§ **Aim**:
Report every line below that holds the word "title".
-=-=-=-=-
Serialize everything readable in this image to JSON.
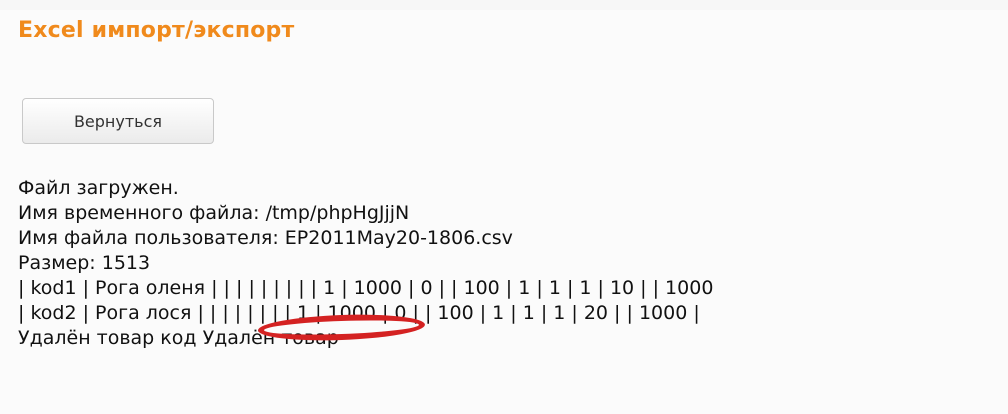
{
  "page": {
    "title": "Excel импорт/экспорт"
  },
  "actions": {
    "back_label": "Вернуться"
  },
  "upload_log": {
    "lines": [
      "Файл загружен.",
      "Имя временного файла: /tmp/phpHgJjjN",
      "Имя файла пользователя: EP2011May20-1806.csv",
      "Размер: 1513",
      "| kod1 | Рога оленя | | | | | | | | | 1 | 1000 | 0 | | 100 | 1 | 1 | 1 | 10 | | 1000",
      "| kod2 | Рога лося | | | | | | | | 1 | 1000 | 0 | | 100 | 1 | 1 | 1 | 20 | | 1000 |",
      "Удалён товар код Удалён товар"
    ]
  },
  "annotation": {
    "color": "#d42222"
  },
  "colors": {
    "title": "#f08a1c",
    "text": "#111111",
    "background": "#fbfbfb"
  }
}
-=-=-=-=-
§ **Answer**:
    "title": "Excel импорт/экспорт"
    "title": "#f08a1c",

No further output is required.